» **Your instructions**
Copy out the records starting with the line that contains "tooltip-row-label: Equity xyxy=(479,73,599,87)" and going on through the line that contains "chart-legend: Debt Equity", both included, with no changes.

» **Record extracts**

★ ★ ★ ★ ★ ★ ★

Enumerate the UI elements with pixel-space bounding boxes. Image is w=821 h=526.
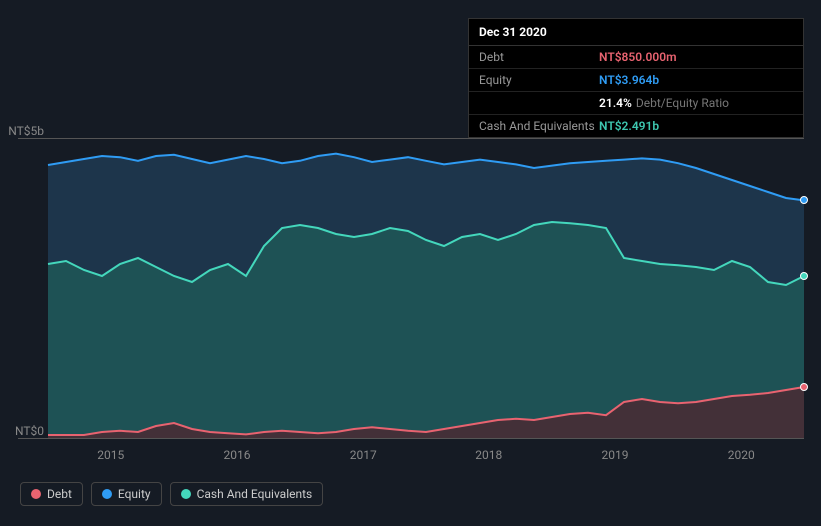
tooltip-row-label: Equity xyxy=(479,73,599,87)
tooltip-row-label xyxy=(479,96,599,110)
legend-label: Equity xyxy=(118,487,151,501)
tooltip-row-suffix: Debt/Equity Ratio xyxy=(636,96,729,110)
legend-item-cash-and-equivalents[interactable]: Cash And Equivalents xyxy=(170,482,324,506)
chart-legend: Debt Equity Cash And Equivalents xyxy=(20,482,323,506)
tooltip-row: EquityNT$3.964b xyxy=(469,69,803,92)
tooltip-row-value: NT$850.000m xyxy=(599,50,677,64)
legend-swatch xyxy=(31,489,41,499)
chart-tooltip: Dec 31 2020 DebtNT$850.000mEquityNT$3.96… xyxy=(468,18,804,138)
legend-swatch xyxy=(102,489,112,499)
legend-swatch xyxy=(181,489,191,499)
legend-item-equity[interactable]: Equity xyxy=(91,482,162,506)
tooltip-row: DebtNT$850.000m xyxy=(469,46,803,69)
tooltip-row-value: NT$3.964b xyxy=(599,73,659,87)
legend-label: Debt xyxy=(47,487,72,501)
tooltip-row-label: Debt xyxy=(479,50,599,64)
series-marker-equity xyxy=(800,196,808,204)
tooltip-row-value: 21.4%Debt/Equity Ratio xyxy=(599,96,729,110)
legend-item-debt[interactable]: Debt xyxy=(20,482,83,506)
series-marker-cash xyxy=(800,272,808,280)
series-marker-debt xyxy=(800,383,808,391)
tooltip-date: Dec 31 2020 xyxy=(469,19,803,46)
tooltip-row: Cash And EquivalentsNT$2.491b xyxy=(469,115,803,137)
tooltip-row-label: Cash And Equivalents xyxy=(479,119,599,133)
tooltip-row-value: NT$2.491b xyxy=(599,119,659,133)
tooltip-row: 21.4%Debt/Equity Ratio xyxy=(469,92,803,115)
legend-label: Cash And Equivalents xyxy=(197,487,313,501)
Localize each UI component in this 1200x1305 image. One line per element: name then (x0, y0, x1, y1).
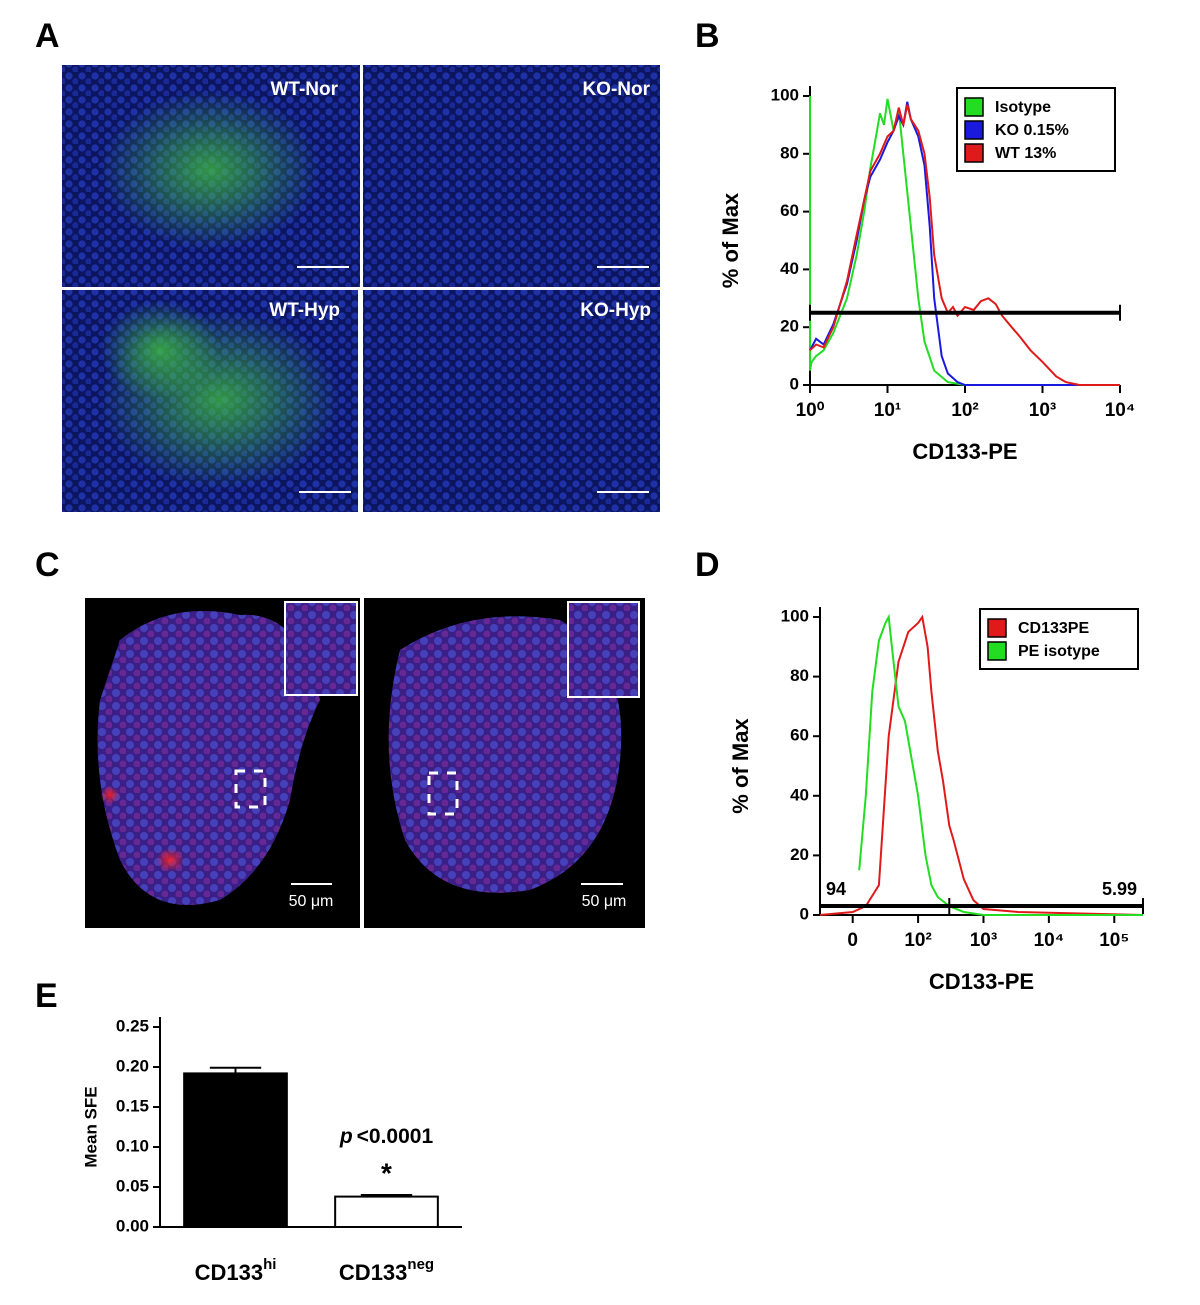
spheroid (97, 610, 320, 905)
image-label: KO-Nor (582, 79, 650, 100)
y-tick-label: 0.05 (116, 1176, 149, 1195)
y-tick-label: 60 (780, 201, 799, 220)
legend-label: CD133PE (1018, 620, 1089, 637)
y-tick-label: 0.25 (116, 1016, 149, 1035)
stain (100, 786, 120, 804)
series-line (819, 614, 1144, 916)
annotation: p <0.0001 (339, 1125, 434, 1148)
legend-swatch (964, 120, 984, 140)
significance-marker: * (381, 1157, 392, 1188)
x-tick-label: CD133neg (339, 1256, 434, 1285)
legend-swatch (964, 143, 984, 163)
panel-label: D (695, 546, 720, 584)
inset (567, 601, 640, 698)
series-line (809, 104, 1120, 386)
bar (334, 1195, 439, 1228)
x-axis-label: CD133-PE (912, 439, 1017, 464)
y-tick-label: 80 (790, 666, 809, 685)
legend-swatch (964, 97, 984, 117)
y-tick-label: 0.20 (116, 1056, 149, 1075)
stain (156, 848, 184, 872)
confocal-images: 50 μm 50 μm (85, 598, 645, 928)
y-tick-label: 60 (790, 726, 809, 745)
category-name: CD133 (195, 1260, 263, 1285)
scale-bars (297, 266, 649, 493)
legend-label: WT 13% (995, 145, 1056, 162)
x-tick-label: 10³ (970, 930, 997, 951)
stain (100, 300, 220, 400)
x-tick-label: 0 (847, 930, 858, 951)
scale-label: 50 μm (582, 893, 627, 910)
series-line (858, 613, 1143, 916)
panel-label: A (35, 17, 60, 55)
panel-label: C (35, 546, 60, 584)
y-tick-label: 0 (790, 374, 799, 393)
y-tick-label: 0.10 (116, 1136, 149, 1155)
x-axis-label: CD133-PE (929, 969, 1034, 994)
micrograph (363, 290, 660, 512)
bar (183, 1072, 288, 1229)
micrograph-grid: WT-Nor KO-Nor WT-Hyp KO-Hyp (62, 65, 660, 512)
y-axis-label: % of Max (728, 718, 753, 814)
panel-label: B (695, 17, 720, 55)
zoom-box (234, 769, 267, 809)
image-label: KO-Hyp (580, 300, 651, 321)
x-tick-label: CD133hi (195, 1256, 277, 1285)
legend-label: Isotype (995, 99, 1051, 116)
image-label: WT-Nor (270, 79, 338, 100)
y-tick-label: 100 (771, 85, 799, 104)
y-tick-label: 20 (780, 317, 799, 336)
gate-label: 5.99 (1102, 879, 1137, 899)
y-axis-label: % of Max (718, 192, 743, 288)
y-tick-label: 40 (780, 259, 799, 278)
x-tick-label: 10² (951, 400, 978, 421)
x-tick-label: 10² (904, 930, 931, 951)
category-superscript: hi (263, 1256, 276, 1273)
y-axis-label: Mean SFE (81, 1086, 100, 1167)
annotation-text: <0.0001 (357, 1125, 434, 1148)
y-tick-label: 0 (800, 904, 809, 923)
x-tick-label: 10⁵ (1099, 930, 1129, 951)
series-line (809, 96, 1120, 386)
y-tick-label: 20 (790, 845, 809, 864)
stain (100, 90, 320, 250)
legend-label: PE isotype (1018, 643, 1100, 660)
category-superscript: neg (407, 1256, 434, 1273)
y-tick-label: 0.00 (116, 1216, 149, 1235)
scale-label: 50 μm (289, 893, 334, 910)
y-tick-label: 100 (781, 606, 809, 625)
x-tick-label: 10⁰ (796, 400, 825, 421)
legend-swatch (987, 641, 1007, 661)
x-tick-label: 10⁴ (1034, 930, 1065, 951)
spheroid (388, 616, 622, 893)
legend-swatch (987, 618, 1007, 638)
y-tick-label: 80 (780, 143, 799, 162)
image-label: WT-Hyp (269, 300, 340, 321)
y-tick-label: 40 (790, 785, 809, 804)
x-tick-label: 10⁴ (1105, 400, 1136, 421)
gate-label: 94 (826, 879, 846, 899)
micrograph (363, 65, 660, 287)
annotation-italic: p (339, 1125, 353, 1148)
y-tick-label: 0.15 (116, 1096, 149, 1115)
panel-label: E (35, 977, 58, 1015)
x-tick-label: 10¹ (874, 400, 901, 421)
category-name: CD133 (339, 1260, 407, 1285)
legend-label: KO 0.15% (995, 122, 1069, 139)
x-tick-label: 10³ (1029, 400, 1056, 421)
inset (284, 601, 358, 696)
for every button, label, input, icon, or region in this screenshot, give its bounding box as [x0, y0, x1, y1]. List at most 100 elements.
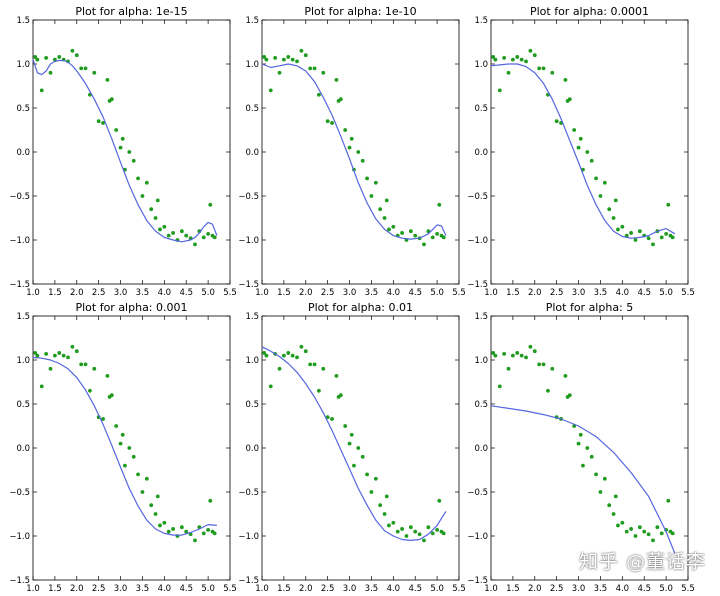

★ ★ ★ ★ ★ ★ ★

» **Answer**
tooltip-row-label: Equity xyxy=(479,73,599,87)
tooltip-row-label xyxy=(479,96,599,110)
legend-label: Equity xyxy=(118,487,151,501)
tooltip-row-suffix: Debt/Equity Ratio xyxy=(636,96,729,110)
legend-item-cash-and-equivalents[interactable]: Cash And Equivalents xyxy=(170,482,324,506)
chart-legend: Debt Equity Cash And Equivalents xyxy=(20,482,323,506)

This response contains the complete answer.